Sábado, 21 de fevereiro de 2015
Da Tribuna da Internet
Carlos Newton
Apesar de formado em Direito e de ter até trabalhado como procurador
municipal antes de entrar na política, o ministro José Eduardo Cardozo
demonstra surpreendente desconhecimento da profissão. Insiste em dizer
que o Estatuto da Advocacia garante aos advogados o direito de serem
recebidos por autoridades públicas, mas isto não existe, jamais foi
previsto nesta lei.
Os sites e blogs patrocinados pelo governo logo saíram em defesa do
ministro da Justiça, citando uma norma jurídica na qual ele até poderia
ter se baseado, ao invés de ficar citando indevidamente o Estatuto da
Advocacia. Trata-se do Decreto 4.334, baixado em 2002 pelo então
presidente Fernando Henrique Cardoso.
O documento realmente prevê a possibilidade de qualquer cidadão se
encontrar com representantes da administração federal, para tratar de
interesses particulares ou de outras pessoas. Mas contém uma ressalva em
seu artigo 4º, que determina o seguinte: “As normas deste Decreto não geram direito a audiência”.
Ou seja, é um texto jurídico completamente dúbio. Ao mesmo tempo em
que dá direito à audiência, estabelece a autoridade pode se recusar a
concedê-la.
PRÉ-REQUISITOS
Além de não se tratar de uma norma impositiva, o Decreto de FHC ainda
exige importantes pré-requisitos para que haja a audiência. Vamos
conferir:
Art. 2º – O pedido de audiência efetuado por particular deverá
ser dirigido ao agente público, por escrito, por meio de fax ou meio
eletrônico, indicando:
I – a identificação do requerente;
II – data e hora em que pretende ser ouvido e, quando for o caso, as razões da urgência;
III – o assunto a ser abordado; e
IV – a identificação de acompanhantes, se houver, e seu interesse no assunto.

*TAREFA 1*: Segundo o artigo 2º reproduzido no texto sobre o Decreto 4.334, quais informações o pedido de audiência feito por particular deve indicar?
*TAREFA 2*: Continue o texto sobre o Decreto 4.334 a partir da última frase apresentada.
Os dados a seguir vêm de outra fonte, sem ligação com o texto sobre o Decreto 4.334.

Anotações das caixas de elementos
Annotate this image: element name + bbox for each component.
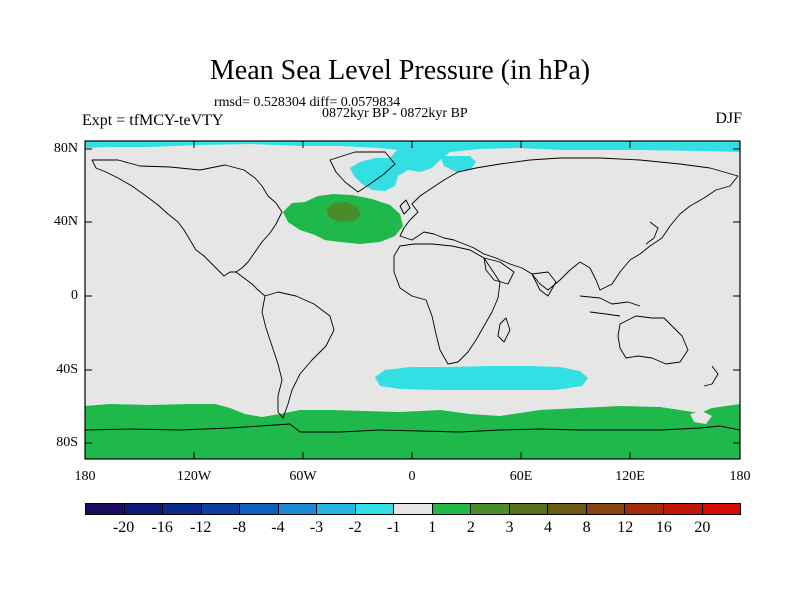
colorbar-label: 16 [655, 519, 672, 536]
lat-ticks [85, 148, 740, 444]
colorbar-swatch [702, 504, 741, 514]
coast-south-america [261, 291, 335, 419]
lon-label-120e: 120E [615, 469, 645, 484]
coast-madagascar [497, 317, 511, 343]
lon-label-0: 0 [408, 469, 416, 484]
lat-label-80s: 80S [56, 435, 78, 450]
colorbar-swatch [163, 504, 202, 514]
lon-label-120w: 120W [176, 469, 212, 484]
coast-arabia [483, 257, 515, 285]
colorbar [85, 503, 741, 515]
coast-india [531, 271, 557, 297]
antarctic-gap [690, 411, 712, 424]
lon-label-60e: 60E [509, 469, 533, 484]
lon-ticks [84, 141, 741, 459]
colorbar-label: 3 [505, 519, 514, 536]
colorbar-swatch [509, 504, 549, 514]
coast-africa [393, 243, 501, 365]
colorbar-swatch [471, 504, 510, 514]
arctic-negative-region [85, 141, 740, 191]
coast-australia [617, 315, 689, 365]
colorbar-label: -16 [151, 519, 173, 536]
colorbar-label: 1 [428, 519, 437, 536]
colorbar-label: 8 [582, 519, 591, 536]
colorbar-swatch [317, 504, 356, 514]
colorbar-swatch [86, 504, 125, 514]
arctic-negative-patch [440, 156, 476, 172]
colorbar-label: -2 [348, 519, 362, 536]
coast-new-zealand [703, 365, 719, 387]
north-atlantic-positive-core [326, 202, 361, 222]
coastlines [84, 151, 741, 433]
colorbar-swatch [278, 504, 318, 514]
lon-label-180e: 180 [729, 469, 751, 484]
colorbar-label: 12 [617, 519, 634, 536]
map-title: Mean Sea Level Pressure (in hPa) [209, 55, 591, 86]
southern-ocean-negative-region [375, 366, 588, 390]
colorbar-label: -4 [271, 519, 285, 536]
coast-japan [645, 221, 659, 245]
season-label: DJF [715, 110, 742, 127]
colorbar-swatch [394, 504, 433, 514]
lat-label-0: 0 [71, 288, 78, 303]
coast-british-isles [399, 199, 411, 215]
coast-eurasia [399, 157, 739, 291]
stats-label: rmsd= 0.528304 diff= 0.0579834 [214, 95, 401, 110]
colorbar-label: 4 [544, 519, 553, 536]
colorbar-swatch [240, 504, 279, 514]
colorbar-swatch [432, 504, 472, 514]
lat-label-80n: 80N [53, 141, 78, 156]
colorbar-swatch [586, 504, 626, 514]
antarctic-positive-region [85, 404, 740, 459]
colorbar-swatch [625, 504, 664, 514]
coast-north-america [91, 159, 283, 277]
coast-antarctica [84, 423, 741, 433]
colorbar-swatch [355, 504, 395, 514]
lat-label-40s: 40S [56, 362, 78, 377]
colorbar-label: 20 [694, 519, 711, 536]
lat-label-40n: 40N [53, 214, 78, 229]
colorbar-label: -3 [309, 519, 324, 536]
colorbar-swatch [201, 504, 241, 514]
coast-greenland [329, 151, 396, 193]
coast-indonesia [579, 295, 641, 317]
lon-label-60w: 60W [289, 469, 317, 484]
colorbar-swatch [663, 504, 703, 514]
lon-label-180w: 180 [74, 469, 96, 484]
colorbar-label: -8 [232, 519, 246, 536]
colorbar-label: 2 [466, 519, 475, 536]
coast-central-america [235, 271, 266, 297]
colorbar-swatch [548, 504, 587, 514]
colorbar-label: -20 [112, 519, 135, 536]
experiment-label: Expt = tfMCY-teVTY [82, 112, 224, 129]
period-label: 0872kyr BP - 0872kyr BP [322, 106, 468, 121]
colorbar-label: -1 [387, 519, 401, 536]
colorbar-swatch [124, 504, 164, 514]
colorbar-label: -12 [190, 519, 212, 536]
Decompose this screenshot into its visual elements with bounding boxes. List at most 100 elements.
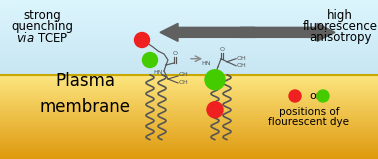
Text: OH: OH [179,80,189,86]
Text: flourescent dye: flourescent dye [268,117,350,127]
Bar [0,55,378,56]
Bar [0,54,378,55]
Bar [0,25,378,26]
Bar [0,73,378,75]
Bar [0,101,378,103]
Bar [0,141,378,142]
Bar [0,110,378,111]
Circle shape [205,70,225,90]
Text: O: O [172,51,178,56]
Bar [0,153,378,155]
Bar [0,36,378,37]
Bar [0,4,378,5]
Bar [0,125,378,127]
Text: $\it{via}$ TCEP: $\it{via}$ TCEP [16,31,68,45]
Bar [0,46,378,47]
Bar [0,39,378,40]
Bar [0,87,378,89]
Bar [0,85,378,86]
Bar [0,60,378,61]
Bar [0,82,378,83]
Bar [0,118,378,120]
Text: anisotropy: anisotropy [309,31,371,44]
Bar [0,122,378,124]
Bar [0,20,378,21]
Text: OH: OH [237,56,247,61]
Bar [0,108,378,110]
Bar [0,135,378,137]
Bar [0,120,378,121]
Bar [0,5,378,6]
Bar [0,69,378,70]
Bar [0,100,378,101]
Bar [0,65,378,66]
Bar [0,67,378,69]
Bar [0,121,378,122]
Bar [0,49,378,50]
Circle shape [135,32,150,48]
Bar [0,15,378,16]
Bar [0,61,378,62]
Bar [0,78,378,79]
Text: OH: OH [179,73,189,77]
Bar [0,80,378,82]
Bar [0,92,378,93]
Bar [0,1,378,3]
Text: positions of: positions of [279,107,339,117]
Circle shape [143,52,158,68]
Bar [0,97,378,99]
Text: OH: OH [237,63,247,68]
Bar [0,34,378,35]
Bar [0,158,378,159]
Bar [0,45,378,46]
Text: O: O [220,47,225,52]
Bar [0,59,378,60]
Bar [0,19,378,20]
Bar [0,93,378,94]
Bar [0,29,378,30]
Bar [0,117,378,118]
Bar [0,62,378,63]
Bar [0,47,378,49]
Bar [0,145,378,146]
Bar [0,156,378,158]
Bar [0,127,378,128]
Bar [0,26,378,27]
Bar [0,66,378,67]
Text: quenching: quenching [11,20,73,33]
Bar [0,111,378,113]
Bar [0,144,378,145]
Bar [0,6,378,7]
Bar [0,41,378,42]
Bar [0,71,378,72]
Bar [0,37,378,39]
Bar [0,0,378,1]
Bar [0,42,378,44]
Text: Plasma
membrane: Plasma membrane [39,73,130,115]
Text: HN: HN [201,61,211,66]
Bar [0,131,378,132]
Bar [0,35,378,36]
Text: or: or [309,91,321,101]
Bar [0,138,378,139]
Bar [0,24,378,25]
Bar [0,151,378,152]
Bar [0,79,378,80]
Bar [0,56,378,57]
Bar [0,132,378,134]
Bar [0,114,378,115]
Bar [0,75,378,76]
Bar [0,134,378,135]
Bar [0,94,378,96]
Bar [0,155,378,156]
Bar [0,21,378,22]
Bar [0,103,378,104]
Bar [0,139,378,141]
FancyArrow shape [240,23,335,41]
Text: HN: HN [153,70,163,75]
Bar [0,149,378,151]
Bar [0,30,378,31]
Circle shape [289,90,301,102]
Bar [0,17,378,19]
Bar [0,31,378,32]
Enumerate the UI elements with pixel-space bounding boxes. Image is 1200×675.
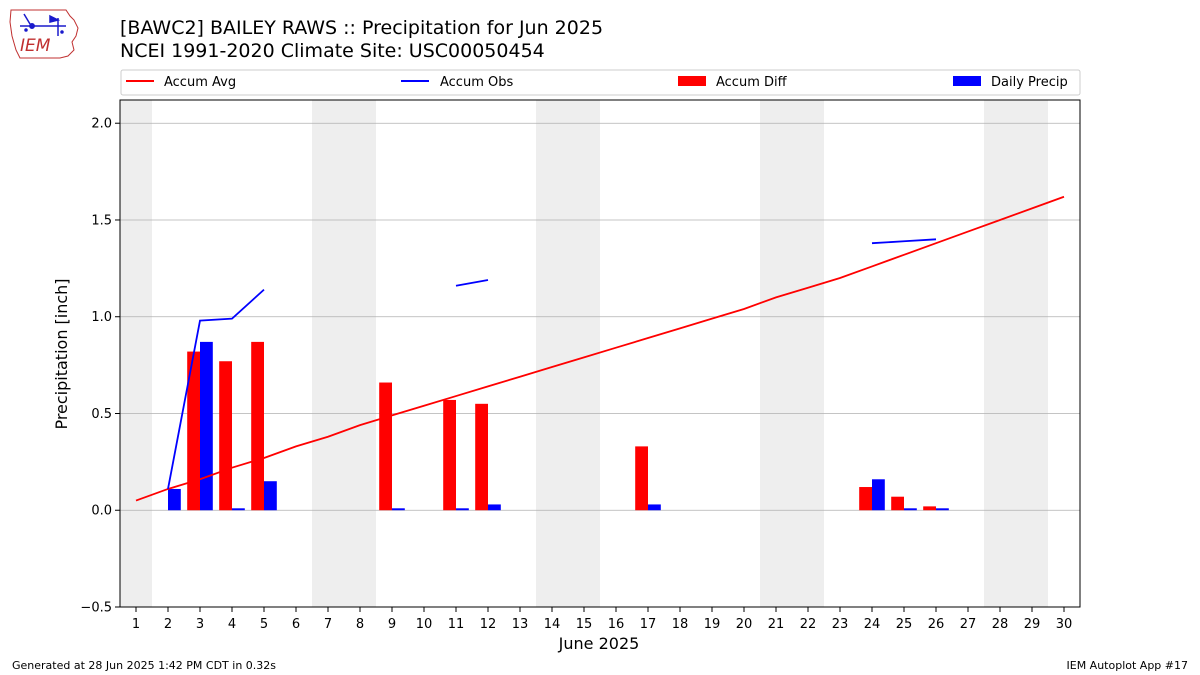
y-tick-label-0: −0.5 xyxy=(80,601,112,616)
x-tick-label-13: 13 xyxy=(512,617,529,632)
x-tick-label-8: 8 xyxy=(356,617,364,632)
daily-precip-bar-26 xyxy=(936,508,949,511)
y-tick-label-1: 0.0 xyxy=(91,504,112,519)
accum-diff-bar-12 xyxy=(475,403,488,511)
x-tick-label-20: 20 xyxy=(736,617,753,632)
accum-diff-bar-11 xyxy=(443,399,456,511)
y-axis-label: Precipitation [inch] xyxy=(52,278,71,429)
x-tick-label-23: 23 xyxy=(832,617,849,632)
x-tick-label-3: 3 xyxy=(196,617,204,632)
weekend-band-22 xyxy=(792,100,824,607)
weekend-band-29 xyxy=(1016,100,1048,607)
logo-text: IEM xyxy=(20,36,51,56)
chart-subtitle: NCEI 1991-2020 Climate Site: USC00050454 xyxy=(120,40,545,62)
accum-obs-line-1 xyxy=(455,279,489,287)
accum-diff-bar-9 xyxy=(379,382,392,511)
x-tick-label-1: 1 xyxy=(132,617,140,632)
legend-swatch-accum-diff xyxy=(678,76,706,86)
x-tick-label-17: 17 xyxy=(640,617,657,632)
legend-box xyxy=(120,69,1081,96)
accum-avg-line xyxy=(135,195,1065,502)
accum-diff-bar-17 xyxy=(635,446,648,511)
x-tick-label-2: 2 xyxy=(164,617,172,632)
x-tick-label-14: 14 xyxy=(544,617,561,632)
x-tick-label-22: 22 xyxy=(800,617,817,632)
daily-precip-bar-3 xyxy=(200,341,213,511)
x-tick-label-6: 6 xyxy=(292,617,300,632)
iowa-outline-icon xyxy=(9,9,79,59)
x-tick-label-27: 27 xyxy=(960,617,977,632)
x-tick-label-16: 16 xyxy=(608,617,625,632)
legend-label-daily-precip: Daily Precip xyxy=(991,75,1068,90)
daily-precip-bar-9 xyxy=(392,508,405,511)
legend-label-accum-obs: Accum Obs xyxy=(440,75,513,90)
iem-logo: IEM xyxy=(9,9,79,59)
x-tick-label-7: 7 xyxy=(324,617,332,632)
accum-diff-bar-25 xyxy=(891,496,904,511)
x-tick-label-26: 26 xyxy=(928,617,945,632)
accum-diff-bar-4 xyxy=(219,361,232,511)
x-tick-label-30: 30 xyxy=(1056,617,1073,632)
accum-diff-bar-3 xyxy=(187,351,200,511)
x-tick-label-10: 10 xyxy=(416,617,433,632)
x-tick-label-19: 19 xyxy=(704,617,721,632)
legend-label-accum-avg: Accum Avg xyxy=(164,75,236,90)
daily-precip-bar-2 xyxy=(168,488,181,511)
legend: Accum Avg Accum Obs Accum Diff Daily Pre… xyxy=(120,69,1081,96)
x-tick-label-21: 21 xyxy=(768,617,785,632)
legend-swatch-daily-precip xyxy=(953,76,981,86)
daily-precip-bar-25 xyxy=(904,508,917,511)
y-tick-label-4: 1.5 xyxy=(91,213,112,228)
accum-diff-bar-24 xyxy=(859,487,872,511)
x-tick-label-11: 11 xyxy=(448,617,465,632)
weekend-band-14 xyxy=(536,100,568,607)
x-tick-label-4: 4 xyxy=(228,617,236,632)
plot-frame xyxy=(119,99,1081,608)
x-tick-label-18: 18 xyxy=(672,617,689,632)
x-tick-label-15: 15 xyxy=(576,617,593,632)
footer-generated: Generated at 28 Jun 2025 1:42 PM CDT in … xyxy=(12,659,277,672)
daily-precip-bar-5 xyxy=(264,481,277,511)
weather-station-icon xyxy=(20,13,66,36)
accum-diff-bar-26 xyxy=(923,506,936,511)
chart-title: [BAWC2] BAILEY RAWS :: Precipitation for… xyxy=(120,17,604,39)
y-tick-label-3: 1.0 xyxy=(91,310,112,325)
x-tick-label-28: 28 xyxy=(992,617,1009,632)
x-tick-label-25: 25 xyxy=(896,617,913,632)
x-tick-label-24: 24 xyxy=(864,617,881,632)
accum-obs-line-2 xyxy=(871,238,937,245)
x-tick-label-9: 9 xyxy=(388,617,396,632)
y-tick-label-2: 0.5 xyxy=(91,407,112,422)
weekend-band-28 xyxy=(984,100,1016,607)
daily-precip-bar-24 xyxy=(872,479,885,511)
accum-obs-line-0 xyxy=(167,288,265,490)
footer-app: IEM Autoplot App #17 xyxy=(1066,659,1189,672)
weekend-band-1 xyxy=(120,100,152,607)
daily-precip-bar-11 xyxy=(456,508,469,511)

*RESPOSTA DA TAREFA 1*:
- A identificação do requerente
- A data e a hora em que pretende ser ouvido e, quando for o caso, as razões da urgência
- O assunto a ser abordado
- A identificação de acompanhantes, se houver, e seu interesse no assunto

*RESPOSTA DA TAREFA 2*:
Art. 3º – As audiências de que trata este Decreto terão
sempre caráter oficial, ainda que realizadas fora do local de trabalho,
devendo o agente público:
I – estar acompanhado nas audiências de pelo menos um outro servidor público ou militar; e
II – manter registro específico das audiências, com a relação das pessoas presentes e os assuntos tratados.
DESCUMPRIMENTO
Na verdade, o ministro José Eduardo Cardozo não cumpriu uma coisa nem
outra. Ficou claro que ele estava apenas mostrando servilismo aos
advogados das empreiteiras, que também estavam dando plantão no
Instituto Lula, o que demonstra o grau de promiscuidade hoje existente
no país.
As justificativas do ministro têm sido patéticas. Somente lembra ter
dado uma audiência (ao pessoal da Odebrecht), mas advogados de outras
empreiteiras já deram declarações admitindo que foram recebidos por ele
no gabinete.
Cardozo disse também que os advogados reclamaram que procuradores
estiveram na Suíça para obter informações ilegais sobre contas
bancárias, mas no dia seguinte ficou provado que o próprio Ministério da
Justiça solicitou oficialmente esses dados ao governo suíço.
Por fim, Cardozo deixou de explicar outra providência de sua gestão, o
fato de haver tentado limpar o nome do deputado Paulo Maluf (PP-SP)
junto à Justiça norte-americana, tomando uma iniciativa decepcionante e
inaceitável para uma autoridade que representa o Brasil.
O mais impressionante é que até agora ele não foi nem será demitido.
Tudo indica que permanecerá no Ministério enquanto Dilma conseguir se
segurar no Planalto. Ah, Brasil!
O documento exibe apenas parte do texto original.